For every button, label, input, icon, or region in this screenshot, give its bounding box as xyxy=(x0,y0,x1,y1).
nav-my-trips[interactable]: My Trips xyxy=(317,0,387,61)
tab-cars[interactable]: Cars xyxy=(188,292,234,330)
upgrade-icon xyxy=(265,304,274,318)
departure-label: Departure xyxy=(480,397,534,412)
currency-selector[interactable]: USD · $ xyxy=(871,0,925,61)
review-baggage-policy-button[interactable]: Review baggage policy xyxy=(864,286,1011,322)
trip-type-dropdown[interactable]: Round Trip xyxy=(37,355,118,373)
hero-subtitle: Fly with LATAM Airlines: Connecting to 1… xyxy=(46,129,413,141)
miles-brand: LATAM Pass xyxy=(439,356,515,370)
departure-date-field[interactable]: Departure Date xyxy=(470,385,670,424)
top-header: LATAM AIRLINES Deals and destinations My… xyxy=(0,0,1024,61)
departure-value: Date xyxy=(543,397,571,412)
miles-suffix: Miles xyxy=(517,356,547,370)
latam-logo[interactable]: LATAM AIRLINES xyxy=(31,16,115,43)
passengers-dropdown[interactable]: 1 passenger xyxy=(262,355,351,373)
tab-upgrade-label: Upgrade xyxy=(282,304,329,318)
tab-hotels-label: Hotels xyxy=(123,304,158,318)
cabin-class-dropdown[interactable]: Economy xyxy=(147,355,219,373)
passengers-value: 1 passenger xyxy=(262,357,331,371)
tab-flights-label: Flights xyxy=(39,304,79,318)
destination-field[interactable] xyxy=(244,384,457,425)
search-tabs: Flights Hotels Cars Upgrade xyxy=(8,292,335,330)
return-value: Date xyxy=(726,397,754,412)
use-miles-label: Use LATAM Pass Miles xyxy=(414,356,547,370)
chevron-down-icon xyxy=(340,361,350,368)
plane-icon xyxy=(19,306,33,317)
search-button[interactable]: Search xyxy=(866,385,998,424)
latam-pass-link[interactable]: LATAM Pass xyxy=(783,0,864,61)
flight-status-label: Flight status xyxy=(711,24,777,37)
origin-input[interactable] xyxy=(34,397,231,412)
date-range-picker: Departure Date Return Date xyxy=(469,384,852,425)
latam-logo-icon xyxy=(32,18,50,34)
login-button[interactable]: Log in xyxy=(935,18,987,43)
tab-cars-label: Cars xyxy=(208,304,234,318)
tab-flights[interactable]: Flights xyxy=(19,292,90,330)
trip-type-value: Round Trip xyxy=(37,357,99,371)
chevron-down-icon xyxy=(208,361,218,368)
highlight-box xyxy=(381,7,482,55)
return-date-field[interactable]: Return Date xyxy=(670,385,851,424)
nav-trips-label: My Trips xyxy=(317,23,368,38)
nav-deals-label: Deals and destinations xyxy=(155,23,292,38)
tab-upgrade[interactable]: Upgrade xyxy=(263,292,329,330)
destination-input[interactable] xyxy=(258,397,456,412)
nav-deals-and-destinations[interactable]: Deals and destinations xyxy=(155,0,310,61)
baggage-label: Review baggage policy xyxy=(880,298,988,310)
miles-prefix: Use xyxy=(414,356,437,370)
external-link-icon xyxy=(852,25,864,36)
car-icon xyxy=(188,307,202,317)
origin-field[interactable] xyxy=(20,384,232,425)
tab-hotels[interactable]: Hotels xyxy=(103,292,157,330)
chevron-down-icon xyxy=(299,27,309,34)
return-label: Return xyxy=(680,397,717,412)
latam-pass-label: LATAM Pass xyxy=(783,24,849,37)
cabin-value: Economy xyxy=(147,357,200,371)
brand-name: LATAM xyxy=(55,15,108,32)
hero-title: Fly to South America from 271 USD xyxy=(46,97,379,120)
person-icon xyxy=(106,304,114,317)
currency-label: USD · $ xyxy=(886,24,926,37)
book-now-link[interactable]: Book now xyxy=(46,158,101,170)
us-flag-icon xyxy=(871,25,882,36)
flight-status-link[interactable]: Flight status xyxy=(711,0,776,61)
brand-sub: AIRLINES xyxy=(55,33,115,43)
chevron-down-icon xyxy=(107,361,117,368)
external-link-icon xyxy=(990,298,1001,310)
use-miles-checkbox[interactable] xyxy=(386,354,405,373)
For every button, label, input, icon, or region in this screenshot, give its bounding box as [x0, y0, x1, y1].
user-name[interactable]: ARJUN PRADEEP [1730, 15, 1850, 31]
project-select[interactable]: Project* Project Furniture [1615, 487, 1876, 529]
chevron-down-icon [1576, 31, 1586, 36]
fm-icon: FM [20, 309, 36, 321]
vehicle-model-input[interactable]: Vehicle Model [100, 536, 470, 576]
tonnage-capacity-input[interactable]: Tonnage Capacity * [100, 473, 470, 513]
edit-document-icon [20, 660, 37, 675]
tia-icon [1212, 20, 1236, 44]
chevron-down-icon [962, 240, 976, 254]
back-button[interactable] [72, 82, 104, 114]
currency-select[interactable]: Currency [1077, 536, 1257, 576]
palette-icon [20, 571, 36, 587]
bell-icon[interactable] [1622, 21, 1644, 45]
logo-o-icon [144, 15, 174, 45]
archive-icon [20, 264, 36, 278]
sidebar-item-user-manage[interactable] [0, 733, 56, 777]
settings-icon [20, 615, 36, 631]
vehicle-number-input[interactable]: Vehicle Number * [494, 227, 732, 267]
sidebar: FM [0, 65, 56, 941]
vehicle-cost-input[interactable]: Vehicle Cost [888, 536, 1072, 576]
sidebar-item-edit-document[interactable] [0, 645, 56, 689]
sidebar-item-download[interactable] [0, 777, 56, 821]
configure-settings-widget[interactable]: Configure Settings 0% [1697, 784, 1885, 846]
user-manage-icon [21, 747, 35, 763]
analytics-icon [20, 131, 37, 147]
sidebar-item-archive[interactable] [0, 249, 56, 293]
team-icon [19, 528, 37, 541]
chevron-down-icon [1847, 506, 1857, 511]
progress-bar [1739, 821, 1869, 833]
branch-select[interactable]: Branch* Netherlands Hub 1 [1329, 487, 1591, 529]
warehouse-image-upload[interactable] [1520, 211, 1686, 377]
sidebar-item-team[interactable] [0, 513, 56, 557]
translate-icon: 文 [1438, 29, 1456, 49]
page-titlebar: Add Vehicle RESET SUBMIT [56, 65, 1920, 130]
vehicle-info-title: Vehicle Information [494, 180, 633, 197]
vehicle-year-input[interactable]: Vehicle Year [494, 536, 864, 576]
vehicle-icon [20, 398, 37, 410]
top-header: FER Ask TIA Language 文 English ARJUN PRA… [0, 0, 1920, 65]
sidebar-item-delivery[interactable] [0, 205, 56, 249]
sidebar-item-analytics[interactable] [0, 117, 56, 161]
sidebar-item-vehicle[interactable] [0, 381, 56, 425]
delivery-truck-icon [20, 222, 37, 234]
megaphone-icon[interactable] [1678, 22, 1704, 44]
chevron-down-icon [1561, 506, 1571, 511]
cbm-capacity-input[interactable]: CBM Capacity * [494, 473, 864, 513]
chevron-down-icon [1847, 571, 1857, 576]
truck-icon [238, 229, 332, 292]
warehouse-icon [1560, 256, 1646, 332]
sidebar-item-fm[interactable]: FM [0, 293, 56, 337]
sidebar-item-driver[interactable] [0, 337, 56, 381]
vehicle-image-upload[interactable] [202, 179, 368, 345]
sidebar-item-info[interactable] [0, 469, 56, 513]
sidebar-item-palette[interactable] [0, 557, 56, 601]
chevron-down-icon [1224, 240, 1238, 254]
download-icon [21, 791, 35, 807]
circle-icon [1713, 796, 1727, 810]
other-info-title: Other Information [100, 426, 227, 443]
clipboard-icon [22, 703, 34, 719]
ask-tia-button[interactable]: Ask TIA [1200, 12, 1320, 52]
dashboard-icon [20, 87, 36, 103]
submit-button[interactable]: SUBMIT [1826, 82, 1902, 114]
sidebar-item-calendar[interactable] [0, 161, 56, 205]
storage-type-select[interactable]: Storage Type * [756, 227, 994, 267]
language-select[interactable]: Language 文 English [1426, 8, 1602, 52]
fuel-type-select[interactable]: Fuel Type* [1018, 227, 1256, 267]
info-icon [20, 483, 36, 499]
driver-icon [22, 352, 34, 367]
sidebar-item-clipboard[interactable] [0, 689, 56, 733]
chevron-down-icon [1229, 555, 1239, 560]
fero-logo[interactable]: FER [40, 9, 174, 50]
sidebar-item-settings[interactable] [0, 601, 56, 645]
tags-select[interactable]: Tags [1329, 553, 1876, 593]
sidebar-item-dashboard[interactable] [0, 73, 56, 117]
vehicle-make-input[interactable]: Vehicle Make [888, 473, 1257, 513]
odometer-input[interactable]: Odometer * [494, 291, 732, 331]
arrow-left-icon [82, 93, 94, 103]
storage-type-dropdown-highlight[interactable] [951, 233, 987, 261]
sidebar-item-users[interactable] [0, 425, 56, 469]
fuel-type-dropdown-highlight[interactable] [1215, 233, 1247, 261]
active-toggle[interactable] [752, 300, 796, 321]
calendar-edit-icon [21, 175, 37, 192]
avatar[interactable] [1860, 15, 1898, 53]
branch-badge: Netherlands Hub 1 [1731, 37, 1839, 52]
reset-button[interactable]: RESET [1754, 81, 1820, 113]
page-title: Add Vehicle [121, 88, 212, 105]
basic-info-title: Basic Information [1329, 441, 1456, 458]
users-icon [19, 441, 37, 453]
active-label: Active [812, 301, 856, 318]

#####

Brief: From the listing above, copy out every line that contains the string "SUBMIT".

Task result:
page-titlebar: Add Vehicle RESET SUBMIT [56, 65, 1920, 130]
submit-button[interactable]: SUBMIT [1826, 82, 1902, 114]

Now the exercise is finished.